» Dataset rows
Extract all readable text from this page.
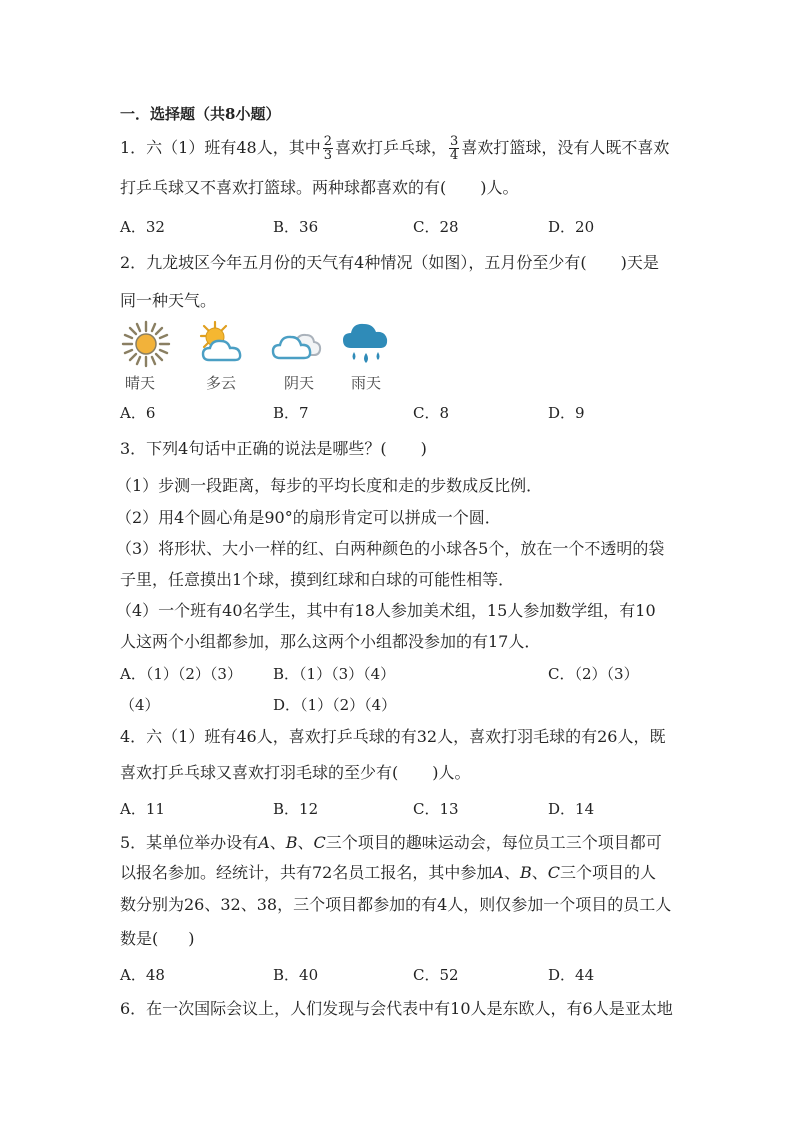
一．选择题（共8小题）
1．六（1）班有48人，其中 $\frac{2}{3}$ 喜欢打乒乓球， $\frac{3}{4}$ 喜欢打篮球，没有人既不喜欢
打乒乓球又不喜欢打篮球。两种球都喜欢的有( )人。
A．32	B．36	C．28	D．20
2．九龙坡区今年五月份的天气有4种情况（如图），五月份至少有( )天是
同一种天气。
晴天	多云	阴天 雨天
A．6	B．7	C．8	D．9
3．下列4句话中正确的说法是哪些？( )
（1）步测一段距离，每步的平均长度和走的步数成反比例．
（2）用4个圆心角是90°的扇形肯定可以拼成一个圆．
（3）将形状、大小一样的红、白两种颜色的小球各5个，放在一个不透明的袋
子里，任意摸出1个球，摸到红球和白球的可能性相等．
（4）一个班有40名学生，其中有18人参加美术组，15人参加数学组，有10
人这两个小组都参加，那么这两个小组都没参加的有17人．
A．（1）（2）（3） B．（1）（3）（4）	C．（2）（3）
（4）	D．（1）（2）（4）
4．六（1）班有46人，喜欢打乒乓球的有32人，喜欢打羽毛球的有26人，既
喜欢打乒乓球又喜欢打羽毛球的至少有( )人。
A．11	B．12	C．13	D．14
5．某单位举办设有A、B、C三个项目的趣味运动会，每位员工三个项目都可
以报名参加。经统计，共有72名员工报名，其中参加A、B、C三个项目的人
数分别为26、32、38，三个项目都参加的有4人，则仅参加一个项目的员工人
数是( )
A．48	B．40	C．52	D．44
6．在一次国际会议上，人们发现与会代表中有10人是东欧人，有6人是亚太地
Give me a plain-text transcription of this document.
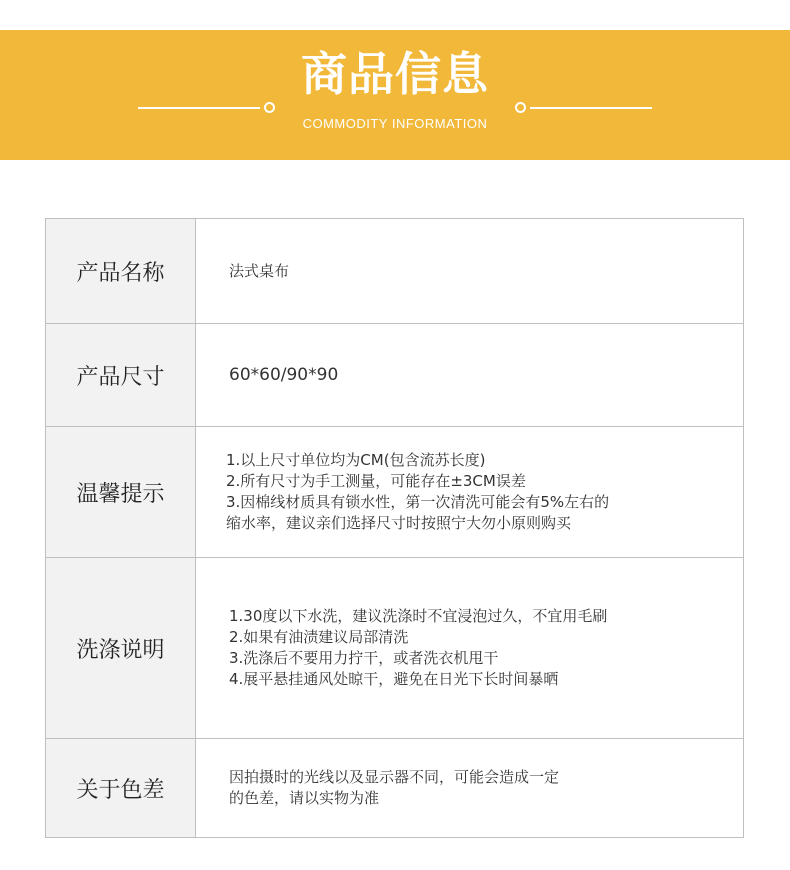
商品信息
COMMODITY INFORMATION
产品名称	法式桌布
产品尺寸	60*60/90*90
温馨提示
1.以上尺寸单位均为CM(包含流苏长度)
2.所有尺寸为手工测量，可能存在±3CM误差
3.因棉线材质具有锁水性，第一次清洗可能会有5%左右的
缩水率，建议亲们选择尺寸时按照宁大勿小原则购买
洗涤说明
1.30度以下水洗，建议洗涤时不宜浸泡过久，不宜用毛刷
2.如果有油渍建议局部清洗
3.洗涤后不要用力拧干，或者洗衣机甩干
4.展平悬挂通风处晾干，避免在日光下长时间暴晒
关于色差
因拍摄时的光线以及显示器不同，可能会造成一定
的色差，请以实物为准
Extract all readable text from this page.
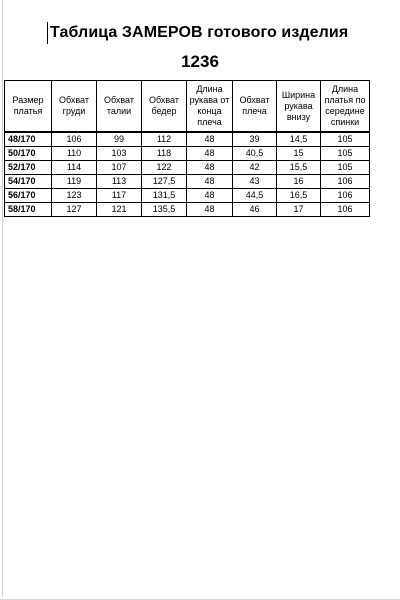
Таблица ЗАМЕРОВ готового изделия
1236
Размер платья	Обхват груди	Обхват талии	Обхват бедер	Длина рукава от конца плеча	Обхват плеча	Ширина рукава внизу	Длина платья по середине спинки
48/170	106	99	112	48	39	14,5	105
50/170	110	103	118	48	40,5	15	105
52/170	114	107	122	48	42	15,5	105
54/170	119	113	127,5	48	43	16	106
56/170	123	117	131,5	48	44,5	16,5	106
58/170	127	121	135,5	48	46	17	106
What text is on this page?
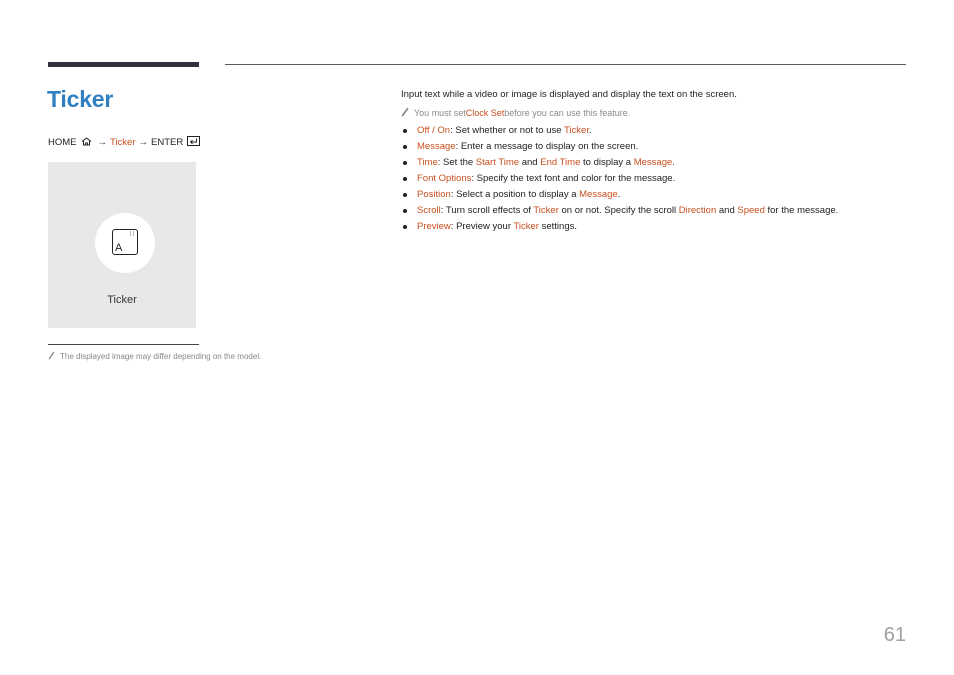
Ticker
HOME → Ticker → ENTER
| |
A
Ticker
The displayed image may differ depending on the model.

Input text while a video or image is displayed and display the text on the screen.

You must set Clock Set before you can use this feature.
Off / On: Set whether or not to use Ticker.
Message: Enter a message to display on the screen.
Time: Set the Start Time and End Time to display a Message.
Font Options: Specify the text font and color for the message.
Position: Select a position to display a Message.
Scroll: Turn scroll effects of Ticker on or not. Specify the scroll Direction and Speed for the message.
Preview: Preview your Ticker settings.
61
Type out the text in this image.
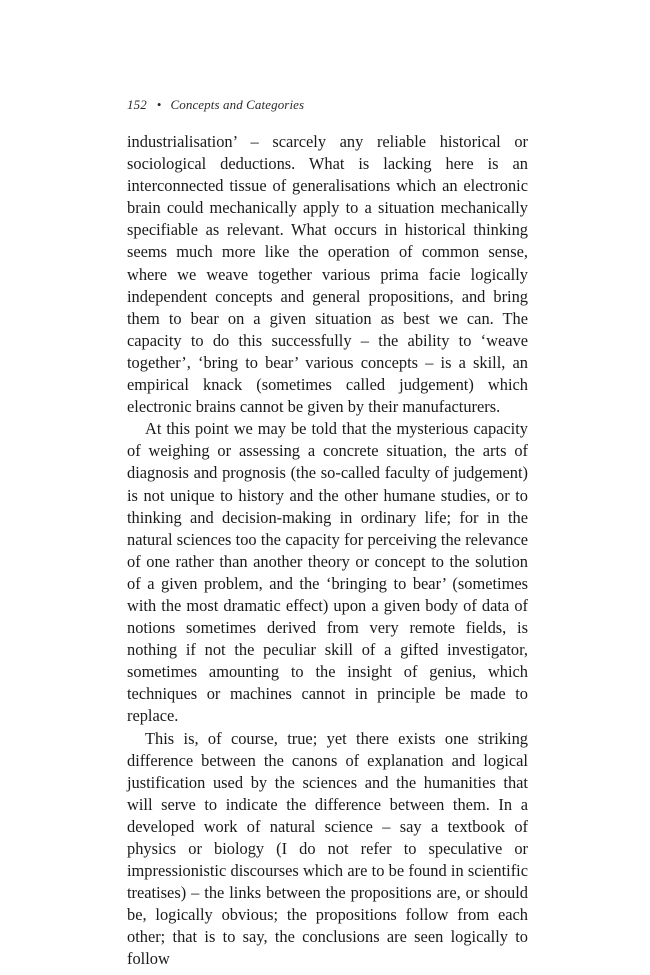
152 • Concepts and Categories

industrialisation’ – scarcely any reliable historical or sociological deductions. What is lacking here is an interconnected tissue of generalisations which an electronic brain could mechanically apply to a situation mechanically specifiable as relevant. What occurs in historical thinking seems much more like the operation of common sense, where we weave together various prima facie logically independent concepts and general propositions, and bring them to bear on a given situation as best we can. The capacity to do this successfully – the ability to ‘weave together’, ‘bring to bear’ various concepts – is a skill, an empirical knack (sometimes called judgement) which electronic brains cannot be given by their manufacturers.

At this point we may be told that the mysterious capacity of weighing or assessing a concrete situation, the arts of diagnosis and prognosis (the so-called faculty of judgement) is not unique to history and the other humane studies, or to thinking and decision-making in ordinary life; for in the natural sciences too the capacity for perceiving the relevance of one rather than another theory or concept to the solution of a given problem, and the ‘bringing to bear’ (sometimes with the most dramatic effect) upon a given body of data of notions sometimes derived from very remote fields, is nothing if not the peculiar skill of a gifted investigator, sometimes amounting to the insight of genius, which techniques or machines cannot in principle be made to replace.

This is, of course, true; yet there exists one striking difference between the canons of explanation and logical justification used by the sciences and the humanities that will serve to indicate the difference between them. In a developed work of natural science – say a textbook of physics or biology (I do not refer to speculative or impressionistic discourses which are to be found in scientific treatises) – the links between the propositions are, or should be, logically obvious; the propositions follow from each other; that is to say, the conclusions are seen logically to follow
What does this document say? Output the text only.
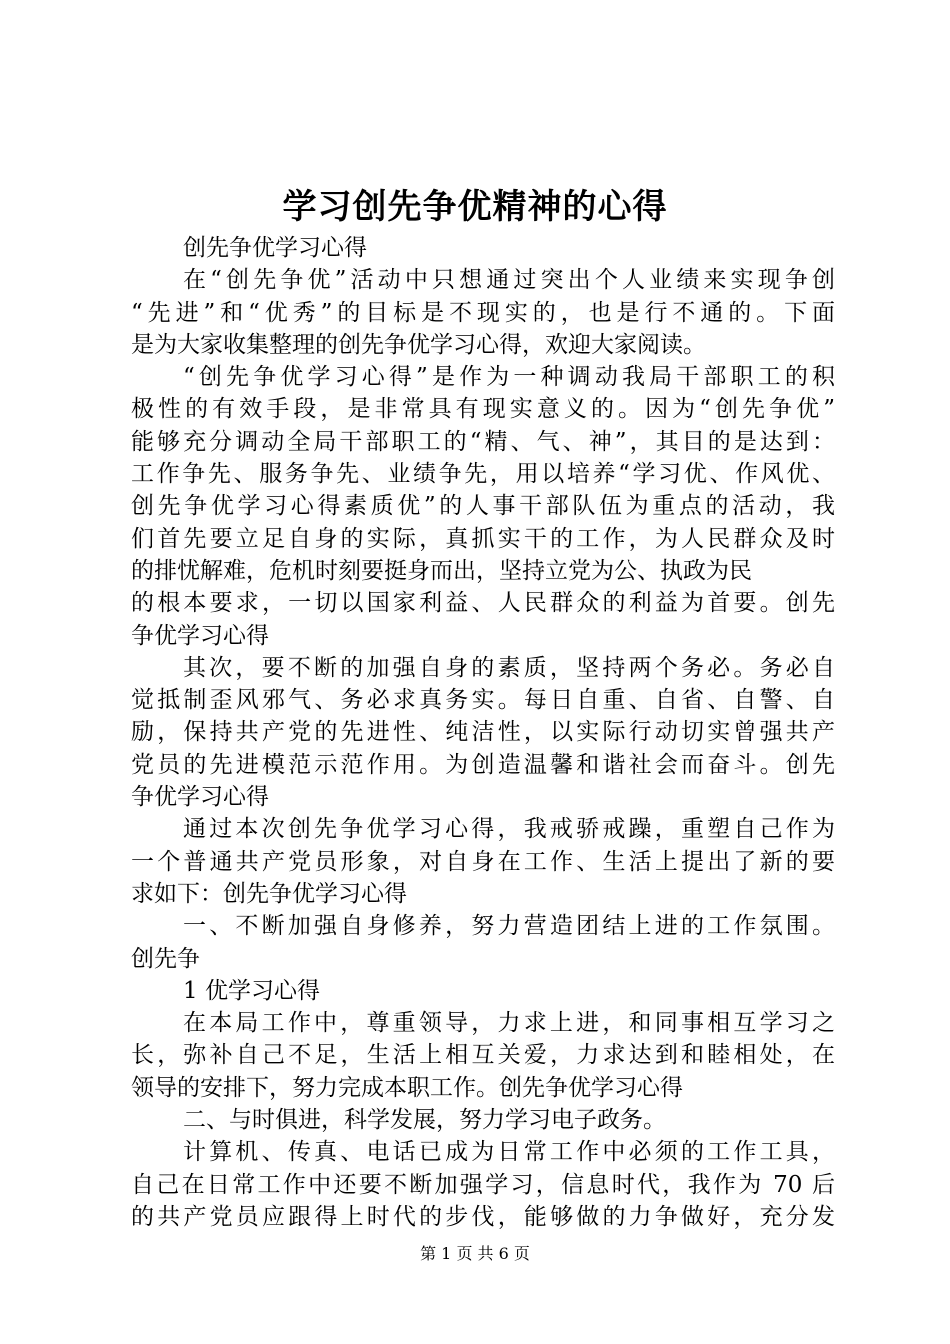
学习创先争优精神的心得
创先争优学习心得
在“创先争优”活动中只想通过突出个人业绩来实现争创
“先进”和“优秀”的目标是不现实的，也是行不通的。下面
是为大家收集整理的创先争优学习心得，欢迎大家阅读。
“创先争优学习心得”是作为一种调动我局干部职工的积
极性的有效手段，是非常具有现实意义的。因为“创先争优”
能够充分调动全局干部职工的“精、气、神”，其目的是达到：
工作争先、服务争先、业绩争先，用以培养“学习优、作风优、
创先争优学习心得素质优”的人事干部队伍为重点的活动，我
们首先要立足自身的实际，真抓实干的工作，为人民群众及时
的排忧解难，危机时刻要挺身而出，坚持立党为公、执政为民
的根本要求，一切以国家利益、人民群众的利益为首要。创先
争优学习心得
其次，要不断的加强自身的素质，坚持两个务必。务必自
觉抵制歪风邪气、务必求真务实。每日自重、自省、自警、自
励，保持共产党的先进性、纯洁性，以实际行动切实曾强共产
党员的先进模范示范作用。为创造温馨和谐社会而奋斗。创先
争优学习心得
通过本次创先争优学习心得，我戒骄戒躁，重塑自己作为
一个普通共产党员形象，对自身在工作、生活上提出了新的要
求如下：创先争优学习心得
一、不断加强自身修养，努力营造团结上进的工作氛围。
创先争
1 优学习心得
在本局工作中，尊重领导，力求上进，和同事相互学习之
长，弥补自己不足，生活上相互关爱，力求达到和睦相处，在
领导的安排下，努力完成本职工作。创先争优学习心得
二、与时俱进，科学发展，努力学习电子政务。
计算机、传真、电话已成为日常工作中必须的工作工具，
自己在日常工作中还要不断加强学习，信息时代，我作为 70 后
的共产党员应跟得上时代的步伐，能够做的力争做好，充分发
第 1 页 共 6 页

» What you will do
Look through the records and gather each line with the word "screen".

» Correct output
Input text while a video or image is displayed and display the text on the screen.
Message: Enter a message to display on the screen.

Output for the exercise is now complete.